(Spatial annotation listing)

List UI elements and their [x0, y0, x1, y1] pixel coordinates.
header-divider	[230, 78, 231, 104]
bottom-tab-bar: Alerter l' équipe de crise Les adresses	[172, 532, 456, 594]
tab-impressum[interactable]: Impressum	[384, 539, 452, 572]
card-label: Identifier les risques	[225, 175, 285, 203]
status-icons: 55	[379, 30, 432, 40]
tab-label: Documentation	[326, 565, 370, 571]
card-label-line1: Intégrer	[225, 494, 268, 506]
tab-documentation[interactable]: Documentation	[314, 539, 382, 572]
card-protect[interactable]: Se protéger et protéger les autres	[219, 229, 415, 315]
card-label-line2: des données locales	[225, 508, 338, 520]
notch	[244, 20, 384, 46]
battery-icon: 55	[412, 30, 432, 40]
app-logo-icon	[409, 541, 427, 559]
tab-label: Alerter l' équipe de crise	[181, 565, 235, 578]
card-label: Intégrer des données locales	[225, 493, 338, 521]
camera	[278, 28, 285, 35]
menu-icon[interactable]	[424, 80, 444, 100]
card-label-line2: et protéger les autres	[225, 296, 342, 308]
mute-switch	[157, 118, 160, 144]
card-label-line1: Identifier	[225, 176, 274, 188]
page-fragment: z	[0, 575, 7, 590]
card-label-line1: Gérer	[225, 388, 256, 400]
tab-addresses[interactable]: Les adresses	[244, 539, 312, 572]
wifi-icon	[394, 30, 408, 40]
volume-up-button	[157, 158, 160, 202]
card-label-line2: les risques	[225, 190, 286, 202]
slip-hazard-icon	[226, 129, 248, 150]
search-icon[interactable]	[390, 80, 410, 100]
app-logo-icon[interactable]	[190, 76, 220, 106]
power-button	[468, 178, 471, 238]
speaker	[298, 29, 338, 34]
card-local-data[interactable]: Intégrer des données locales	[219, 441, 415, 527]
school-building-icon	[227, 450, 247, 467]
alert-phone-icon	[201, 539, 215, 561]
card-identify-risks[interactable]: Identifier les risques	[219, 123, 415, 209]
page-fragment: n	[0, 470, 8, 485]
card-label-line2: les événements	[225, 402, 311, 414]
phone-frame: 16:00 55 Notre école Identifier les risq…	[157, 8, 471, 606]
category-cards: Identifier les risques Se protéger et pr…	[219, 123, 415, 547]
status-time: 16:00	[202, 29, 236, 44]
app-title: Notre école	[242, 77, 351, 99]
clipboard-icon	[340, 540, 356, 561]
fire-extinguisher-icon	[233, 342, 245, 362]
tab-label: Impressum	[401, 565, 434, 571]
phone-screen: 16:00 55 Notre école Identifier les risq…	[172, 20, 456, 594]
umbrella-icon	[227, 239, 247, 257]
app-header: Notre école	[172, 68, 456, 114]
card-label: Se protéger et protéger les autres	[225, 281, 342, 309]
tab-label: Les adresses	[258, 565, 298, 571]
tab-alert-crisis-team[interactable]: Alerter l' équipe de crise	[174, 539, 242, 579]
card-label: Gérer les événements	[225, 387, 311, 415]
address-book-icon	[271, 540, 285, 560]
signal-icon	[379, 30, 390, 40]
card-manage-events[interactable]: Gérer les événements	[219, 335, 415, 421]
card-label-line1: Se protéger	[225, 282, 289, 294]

TASK PROMPT:
Please reproduce word for word the lines of the listing from its first line through the line containing "539, 382, 572]", including both of those lines.

RESPONSE TO THE EXERCISE:
List UI elements and their [x0, y0, x1, y1] pixel coordinates.
header-divider	[230, 78, 231, 104]
bottom-tab-bar: Alerter l' équipe de crise Les adresses	[172, 532, 456, 594]
tab-impressum[interactable]: Impressum	[384, 539, 452, 572]
card-label: Identifier les risques	[225, 175, 285, 203]
status-icons: 55	[379, 30, 432, 40]
tab-label: Documentation	[326, 565, 370, 571]
card-label-line1: Intégrer	[225, 494, 268, 506]
tab-documentation[interactable]: Documentation	[314, 539, 382, 572]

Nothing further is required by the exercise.